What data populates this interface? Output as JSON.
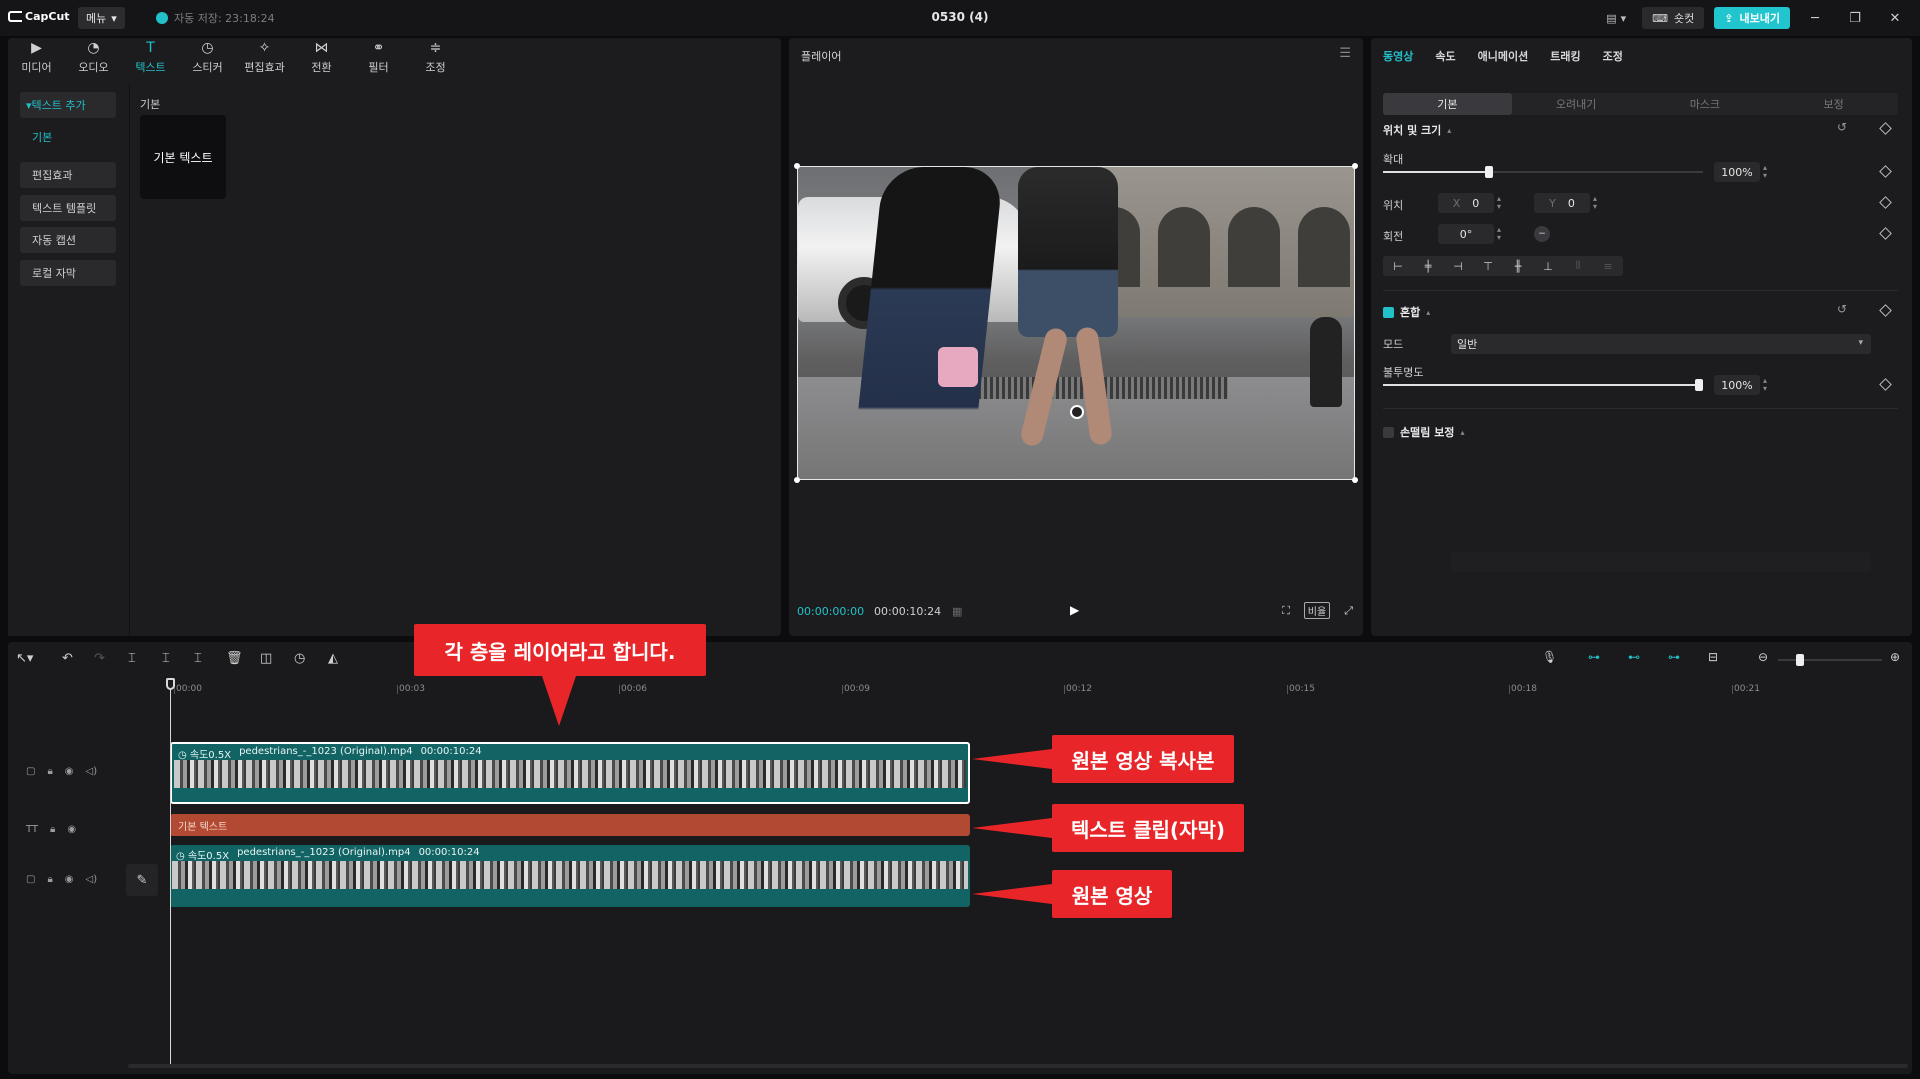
{
  "titlebar": {
    "logo": "CapCut",
    "menu_label": "메뉴",
    "autosave": "자동 저장: 23:18:24",
    "project_title": "0530 (4)",
    "shortcut_label": "숏컷",
    "export_label": "내보내기"
  },
  "tool_tabs": [
    {
      "label": "미디어",
      "icon": "media-icon"
    },
    {
      "label": "오디오",
      "icon": "audio-icon"
    },
    {
      "label": "텍스트",
      "icon": "text-icon"
    },
    {
      "label": "스티커",
      "icon": "sticker-icon"
    },
    {
      "label": "편집효과",
      "icon": "effects-icon"
    },
    {
      "label": "전환",
      "icon": "transition-icon"
    },
    {
      "label": "필터",
      "icon": "filter-icon"
    },
    {
      "label": "조정",
      "icon": "adjust-icon"
    }
  ],
  "left_nav": {
    "group": "텍스트 추가",
    "sub": "기본",
    "items": [
      "편집효과",
      "텍스트 템플릿",
      "자동 캡션",
      "로컬 자막"
    ]
  },
  "library": {
    "section": "기본",
    "card": "기본 텍스트"
  },
  "player": {
    "title": "플레이어",
    "current_time": "00:00:00:00",
    "total_time": "00:00:10:24",
    "ratio_label": "비율"
  },
  "props": {
    "tabs": [
      "동영상",
      "속도",
      "애니메이션",
      "트래킹",
      "조정"
    ],
    "segments": [
      "기본",
      "오려내기",
      "마스크",
      "보정"
    ],
    "position_size_title": "위치 및 크기",
    "scale_label": "확대",
    "scale_value": "100%",
    "scale_level": 0.32,
    "position_label": "위치",
    "x_prefix": "X",
    "x_value": "0",
    "y_prefix": "Y",
    "y_value": "0",
    "rotation_label": "회전",
    "rotation_value": "0°",
    "blend_title": "혼합",
    "mode_label": "모드",
    "mode_value": "일반",
    "opacity_label": "불투명도",
    "opacity_value": "100%",
    "opacity_level": 1.0,
    "stabilize_title": "손떨림 보정"
  },
  "timeline": {
    "ruler": [
      "00:00",
      "00:03",
      "00:06",
      "00:09",
      "00:12",
      "00:15",
      "00:18",
      "00:21"
    ],
    "clip_speed": "속도0.5X",
    "clip_name": "pedestrians_-_1023 (Original).mp4",
    "clip_duration": "00:00:10:24",
    "text_clip": "기본 텍스트"
  },
  "annotations": {
    "layers": "각 층을 레이어라고 합니다.",
    "copy": "원본 영상 복사본",
    "text_clip": "텍스트 클립(자막)",
    "original": "원본 영상"
  }
}
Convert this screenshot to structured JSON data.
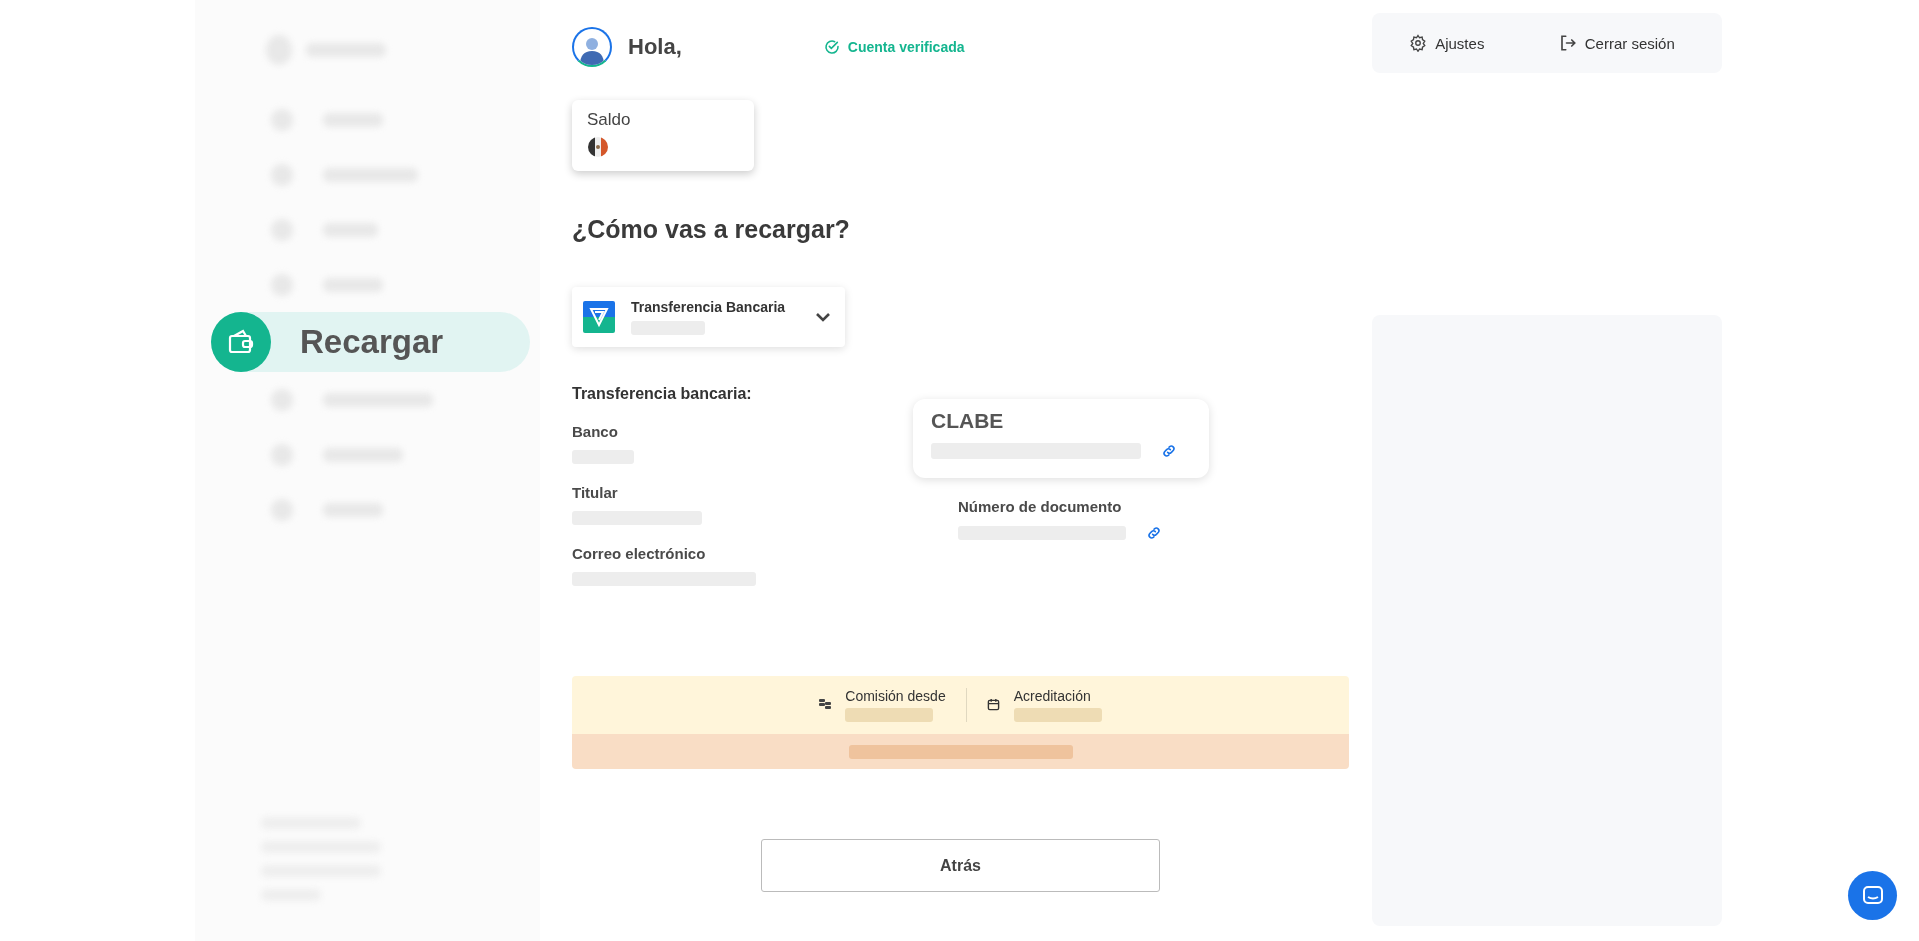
{
  "sidebar": {
    "items": [
      {
        "kind": "blurred",
        "selected": false
      },
      {
        "kind": "blurred",
        "selected": false
      },
      {
        "kind": "blurred",
        "selected": false
      },
      {
        "kind": "blurred",
        "selected": false
      },
      {
        "kind": "link",
        "label": "Recargar",
        "selected": true
      },
      {
        "kind": "blurred",
        "selected": false
      },
      {
        "kind": "blurred",
        "selected": false
      },
      {
        "kind": "blurred",
        "selected": false
      }
    ]
  },
  "header": {
    "greeting": "Hola,",
    "verified": "Cuenta verificada"
  },
  "balance": {
    "label": "Saldo"
  },
  "heading": "¿Cómo vas a recargar?",
  "method": {
    "label": "Transferencia Bancaria"
  },
  "details": {
    "title": "Transferencia bancaria:",
    "fields": [
      {
        "label": "Banco",
        "copyable": false
      },
      {
        "label": "Titular",
        "copyable": false
      },
      {
        "label": "Correo electrónico",
        "copyable": false
      }
    ],
    "highlight": {
      "label": "CLABE",
      "copyable": true
    },
    "right_field": {
      "label": "Número de documento",
      "copyable": true
    }
  },
  "info": [
    {
      "kind": "fee",
      "label": "Comisión desde"
    },
    {
      "kind": "time",
      "label": "Acreditación"
    }
  ],
  "back_button": "Atrás",
  "top_actions": [
    {
      "kind": "settings",
      "label": "Ajustes"
    },
    {
      "kind": "logout",
      "label": "Cerrar sesión"
    }
  ]
}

=====

Direction:
Find the string "data" in the records, then copy each line where it occurs.

Finished exercise:
What data populates this interface? Output as JSON.
Convert this screenshot to structured JSON data.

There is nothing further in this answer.